# MATERIAL PROVIDED start

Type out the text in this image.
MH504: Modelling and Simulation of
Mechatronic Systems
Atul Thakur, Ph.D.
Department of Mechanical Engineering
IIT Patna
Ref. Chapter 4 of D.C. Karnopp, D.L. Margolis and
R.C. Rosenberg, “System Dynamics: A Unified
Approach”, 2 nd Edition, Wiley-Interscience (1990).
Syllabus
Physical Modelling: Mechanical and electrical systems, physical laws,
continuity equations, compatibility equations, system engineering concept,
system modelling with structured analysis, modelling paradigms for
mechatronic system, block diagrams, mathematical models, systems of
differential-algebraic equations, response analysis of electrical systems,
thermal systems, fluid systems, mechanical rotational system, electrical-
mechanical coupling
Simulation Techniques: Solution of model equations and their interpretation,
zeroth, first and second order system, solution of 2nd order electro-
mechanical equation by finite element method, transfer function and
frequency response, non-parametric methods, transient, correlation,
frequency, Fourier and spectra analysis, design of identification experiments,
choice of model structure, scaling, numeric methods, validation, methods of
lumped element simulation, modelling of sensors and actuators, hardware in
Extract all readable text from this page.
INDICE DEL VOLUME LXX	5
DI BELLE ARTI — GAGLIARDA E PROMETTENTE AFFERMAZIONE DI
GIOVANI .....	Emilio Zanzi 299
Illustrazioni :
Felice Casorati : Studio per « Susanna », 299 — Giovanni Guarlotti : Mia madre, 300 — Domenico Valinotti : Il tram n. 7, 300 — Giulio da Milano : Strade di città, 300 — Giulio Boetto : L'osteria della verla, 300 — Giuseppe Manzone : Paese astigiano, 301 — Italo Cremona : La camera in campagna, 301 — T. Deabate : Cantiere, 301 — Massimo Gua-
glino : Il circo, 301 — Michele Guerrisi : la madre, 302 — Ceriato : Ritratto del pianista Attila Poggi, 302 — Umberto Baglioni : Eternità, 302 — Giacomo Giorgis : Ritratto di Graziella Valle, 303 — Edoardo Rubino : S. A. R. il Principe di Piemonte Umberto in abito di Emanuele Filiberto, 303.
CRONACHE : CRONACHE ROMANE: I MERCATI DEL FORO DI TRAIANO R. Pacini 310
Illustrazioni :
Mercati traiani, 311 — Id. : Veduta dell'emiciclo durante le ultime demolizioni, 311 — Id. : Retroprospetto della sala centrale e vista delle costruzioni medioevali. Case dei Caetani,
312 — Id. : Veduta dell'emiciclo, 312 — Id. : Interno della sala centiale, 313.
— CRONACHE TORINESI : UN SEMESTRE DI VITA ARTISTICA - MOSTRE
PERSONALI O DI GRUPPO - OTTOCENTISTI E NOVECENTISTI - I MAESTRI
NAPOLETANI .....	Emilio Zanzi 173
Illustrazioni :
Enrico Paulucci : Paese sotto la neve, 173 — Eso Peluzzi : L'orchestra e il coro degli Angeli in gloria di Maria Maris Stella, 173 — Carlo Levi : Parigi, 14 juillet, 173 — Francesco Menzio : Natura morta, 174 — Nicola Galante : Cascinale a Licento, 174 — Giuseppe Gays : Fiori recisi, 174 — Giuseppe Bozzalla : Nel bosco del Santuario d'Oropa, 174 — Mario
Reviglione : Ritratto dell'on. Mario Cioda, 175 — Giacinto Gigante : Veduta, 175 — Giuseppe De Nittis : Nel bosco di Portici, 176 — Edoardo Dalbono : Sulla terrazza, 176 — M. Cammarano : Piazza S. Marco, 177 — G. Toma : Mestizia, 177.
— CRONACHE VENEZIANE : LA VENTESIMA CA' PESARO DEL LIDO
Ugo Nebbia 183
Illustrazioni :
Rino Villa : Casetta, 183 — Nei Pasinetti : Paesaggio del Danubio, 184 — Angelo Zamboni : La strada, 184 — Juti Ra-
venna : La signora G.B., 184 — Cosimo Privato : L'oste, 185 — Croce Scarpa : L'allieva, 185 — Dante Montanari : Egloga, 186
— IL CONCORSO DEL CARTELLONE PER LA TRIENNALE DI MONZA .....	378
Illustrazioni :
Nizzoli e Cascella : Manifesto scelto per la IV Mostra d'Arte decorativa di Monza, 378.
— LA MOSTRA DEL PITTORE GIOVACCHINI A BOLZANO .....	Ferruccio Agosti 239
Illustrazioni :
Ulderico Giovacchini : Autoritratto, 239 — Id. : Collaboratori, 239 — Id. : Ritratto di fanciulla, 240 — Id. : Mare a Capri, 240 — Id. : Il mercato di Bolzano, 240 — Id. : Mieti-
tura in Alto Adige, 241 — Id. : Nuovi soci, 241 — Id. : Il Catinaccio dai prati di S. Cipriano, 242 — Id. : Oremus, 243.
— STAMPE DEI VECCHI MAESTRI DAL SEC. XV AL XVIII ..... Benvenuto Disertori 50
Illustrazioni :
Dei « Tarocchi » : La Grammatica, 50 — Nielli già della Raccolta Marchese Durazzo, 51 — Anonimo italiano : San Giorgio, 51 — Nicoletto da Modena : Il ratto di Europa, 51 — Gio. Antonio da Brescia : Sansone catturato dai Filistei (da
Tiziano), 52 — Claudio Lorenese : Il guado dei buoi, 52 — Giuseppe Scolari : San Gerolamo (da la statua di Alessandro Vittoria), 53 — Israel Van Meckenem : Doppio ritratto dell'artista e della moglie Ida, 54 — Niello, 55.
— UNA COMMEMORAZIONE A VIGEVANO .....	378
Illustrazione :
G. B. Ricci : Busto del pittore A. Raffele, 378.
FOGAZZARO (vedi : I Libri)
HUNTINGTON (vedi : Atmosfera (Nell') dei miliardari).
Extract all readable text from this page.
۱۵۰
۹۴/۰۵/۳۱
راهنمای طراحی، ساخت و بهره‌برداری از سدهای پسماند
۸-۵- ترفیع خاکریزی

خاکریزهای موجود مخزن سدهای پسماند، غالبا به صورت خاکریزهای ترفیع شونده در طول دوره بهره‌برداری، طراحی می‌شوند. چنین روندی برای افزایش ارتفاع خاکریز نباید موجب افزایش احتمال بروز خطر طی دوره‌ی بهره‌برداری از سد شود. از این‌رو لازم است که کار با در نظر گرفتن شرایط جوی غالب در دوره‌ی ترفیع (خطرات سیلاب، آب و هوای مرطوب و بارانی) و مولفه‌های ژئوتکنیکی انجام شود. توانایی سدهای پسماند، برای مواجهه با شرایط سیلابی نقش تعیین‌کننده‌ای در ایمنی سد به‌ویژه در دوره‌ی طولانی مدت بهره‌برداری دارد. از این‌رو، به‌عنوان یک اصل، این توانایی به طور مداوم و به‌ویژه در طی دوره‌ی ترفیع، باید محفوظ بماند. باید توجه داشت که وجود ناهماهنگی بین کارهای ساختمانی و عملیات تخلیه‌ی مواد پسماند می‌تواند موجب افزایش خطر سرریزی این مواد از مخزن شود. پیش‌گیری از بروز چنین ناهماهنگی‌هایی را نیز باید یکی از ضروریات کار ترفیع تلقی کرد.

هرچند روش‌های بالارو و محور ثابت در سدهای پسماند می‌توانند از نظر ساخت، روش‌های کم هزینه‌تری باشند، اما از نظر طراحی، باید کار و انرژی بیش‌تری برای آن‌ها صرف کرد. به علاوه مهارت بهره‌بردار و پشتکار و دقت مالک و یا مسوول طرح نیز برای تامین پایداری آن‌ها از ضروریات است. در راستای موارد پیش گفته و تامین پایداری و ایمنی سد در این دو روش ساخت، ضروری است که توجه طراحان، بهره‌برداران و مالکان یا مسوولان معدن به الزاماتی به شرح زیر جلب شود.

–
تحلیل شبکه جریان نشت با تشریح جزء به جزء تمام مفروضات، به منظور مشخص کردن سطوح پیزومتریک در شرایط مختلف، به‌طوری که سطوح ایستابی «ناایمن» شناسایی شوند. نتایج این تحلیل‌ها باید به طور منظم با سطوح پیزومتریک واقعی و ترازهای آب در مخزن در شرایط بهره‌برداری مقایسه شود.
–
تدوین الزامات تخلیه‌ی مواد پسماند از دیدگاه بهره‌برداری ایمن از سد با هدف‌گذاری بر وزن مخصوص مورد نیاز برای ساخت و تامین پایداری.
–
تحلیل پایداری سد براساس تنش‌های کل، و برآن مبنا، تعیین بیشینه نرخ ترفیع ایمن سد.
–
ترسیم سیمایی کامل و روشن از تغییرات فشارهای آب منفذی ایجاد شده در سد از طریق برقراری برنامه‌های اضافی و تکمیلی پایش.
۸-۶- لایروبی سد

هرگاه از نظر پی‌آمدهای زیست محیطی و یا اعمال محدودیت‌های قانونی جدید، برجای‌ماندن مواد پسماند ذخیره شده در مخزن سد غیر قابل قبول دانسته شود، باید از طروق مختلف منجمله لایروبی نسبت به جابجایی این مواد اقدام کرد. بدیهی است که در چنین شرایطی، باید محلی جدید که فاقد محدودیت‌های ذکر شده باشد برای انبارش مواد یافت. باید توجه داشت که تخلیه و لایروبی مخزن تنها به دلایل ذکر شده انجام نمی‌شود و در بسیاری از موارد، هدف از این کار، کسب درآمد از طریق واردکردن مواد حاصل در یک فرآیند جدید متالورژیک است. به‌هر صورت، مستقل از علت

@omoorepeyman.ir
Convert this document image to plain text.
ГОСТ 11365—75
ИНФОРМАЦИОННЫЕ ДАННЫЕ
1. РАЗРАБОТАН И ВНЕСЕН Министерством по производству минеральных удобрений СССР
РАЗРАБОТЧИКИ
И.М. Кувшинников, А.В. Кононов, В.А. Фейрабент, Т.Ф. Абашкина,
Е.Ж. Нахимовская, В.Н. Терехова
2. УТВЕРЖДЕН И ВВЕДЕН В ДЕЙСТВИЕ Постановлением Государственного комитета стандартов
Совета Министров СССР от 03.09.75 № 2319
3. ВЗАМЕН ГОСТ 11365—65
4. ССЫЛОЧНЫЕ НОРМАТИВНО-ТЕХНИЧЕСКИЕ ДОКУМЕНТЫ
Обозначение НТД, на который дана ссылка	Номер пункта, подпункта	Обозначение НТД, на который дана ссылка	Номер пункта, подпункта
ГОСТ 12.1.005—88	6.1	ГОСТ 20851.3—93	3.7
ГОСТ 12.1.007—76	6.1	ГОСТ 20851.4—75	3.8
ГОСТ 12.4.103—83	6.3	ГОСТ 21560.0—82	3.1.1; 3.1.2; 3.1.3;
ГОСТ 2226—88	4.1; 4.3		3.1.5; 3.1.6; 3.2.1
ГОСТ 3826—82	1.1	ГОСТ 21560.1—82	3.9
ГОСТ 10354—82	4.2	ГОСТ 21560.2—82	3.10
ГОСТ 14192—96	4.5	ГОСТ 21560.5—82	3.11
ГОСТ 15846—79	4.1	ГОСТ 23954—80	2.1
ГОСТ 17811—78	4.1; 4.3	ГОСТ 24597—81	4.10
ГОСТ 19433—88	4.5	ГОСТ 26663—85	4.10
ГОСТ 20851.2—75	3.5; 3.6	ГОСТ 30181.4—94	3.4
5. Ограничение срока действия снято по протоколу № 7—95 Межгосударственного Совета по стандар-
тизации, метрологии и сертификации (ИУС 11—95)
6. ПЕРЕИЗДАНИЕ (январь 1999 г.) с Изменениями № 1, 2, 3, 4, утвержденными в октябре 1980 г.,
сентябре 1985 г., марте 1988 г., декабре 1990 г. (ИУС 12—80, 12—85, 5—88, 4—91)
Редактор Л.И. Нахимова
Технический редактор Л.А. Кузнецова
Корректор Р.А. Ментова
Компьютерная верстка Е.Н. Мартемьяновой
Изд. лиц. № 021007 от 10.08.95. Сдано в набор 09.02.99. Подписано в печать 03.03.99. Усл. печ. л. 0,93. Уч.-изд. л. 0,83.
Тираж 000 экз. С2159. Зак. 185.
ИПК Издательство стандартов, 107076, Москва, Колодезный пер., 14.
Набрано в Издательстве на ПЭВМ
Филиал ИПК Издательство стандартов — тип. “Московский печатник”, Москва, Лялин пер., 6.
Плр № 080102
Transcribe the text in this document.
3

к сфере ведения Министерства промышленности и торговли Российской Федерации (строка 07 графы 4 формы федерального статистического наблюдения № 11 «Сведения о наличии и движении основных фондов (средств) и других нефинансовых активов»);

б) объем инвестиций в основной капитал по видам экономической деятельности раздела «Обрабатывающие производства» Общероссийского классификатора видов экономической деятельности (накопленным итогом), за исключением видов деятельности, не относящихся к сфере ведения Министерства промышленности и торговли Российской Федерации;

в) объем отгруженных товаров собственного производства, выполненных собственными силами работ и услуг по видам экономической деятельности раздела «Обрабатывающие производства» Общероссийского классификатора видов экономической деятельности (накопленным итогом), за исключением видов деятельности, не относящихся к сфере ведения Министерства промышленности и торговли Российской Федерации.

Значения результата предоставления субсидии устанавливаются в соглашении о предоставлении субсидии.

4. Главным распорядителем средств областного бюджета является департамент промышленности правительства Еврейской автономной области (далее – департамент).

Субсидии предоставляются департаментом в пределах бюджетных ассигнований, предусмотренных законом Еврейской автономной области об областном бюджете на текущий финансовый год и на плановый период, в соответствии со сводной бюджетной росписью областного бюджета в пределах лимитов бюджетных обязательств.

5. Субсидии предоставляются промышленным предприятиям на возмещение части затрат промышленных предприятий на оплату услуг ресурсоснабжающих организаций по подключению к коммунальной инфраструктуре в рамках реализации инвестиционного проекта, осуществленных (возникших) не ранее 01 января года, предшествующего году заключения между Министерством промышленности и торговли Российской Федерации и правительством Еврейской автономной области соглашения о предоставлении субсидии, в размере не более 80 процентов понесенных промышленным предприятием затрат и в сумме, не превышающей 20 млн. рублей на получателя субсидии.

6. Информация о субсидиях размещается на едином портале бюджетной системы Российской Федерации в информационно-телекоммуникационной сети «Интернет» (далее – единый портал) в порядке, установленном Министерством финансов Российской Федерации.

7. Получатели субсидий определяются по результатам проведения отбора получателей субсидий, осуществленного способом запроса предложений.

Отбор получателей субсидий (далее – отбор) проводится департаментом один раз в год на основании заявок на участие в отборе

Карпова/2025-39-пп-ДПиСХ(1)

# MATERIAL PROVIDED end

**GIVEN TASK**: Wherever the string "CRONACHE" appears in the entries above, list that line.

**TASK ANSWER**:
CRONACHE : CRONACHE ROMANE: I MERCATI DEL FORO DI TRAIANO R. Pacini 310
— CRONACHE TORINESI : UN SEMESTRE DI VITA ARTISTICA - MOSTRE
— CRONACHE VENEZIANE : LA VENTESIMA CA' PESARO DEL LIDO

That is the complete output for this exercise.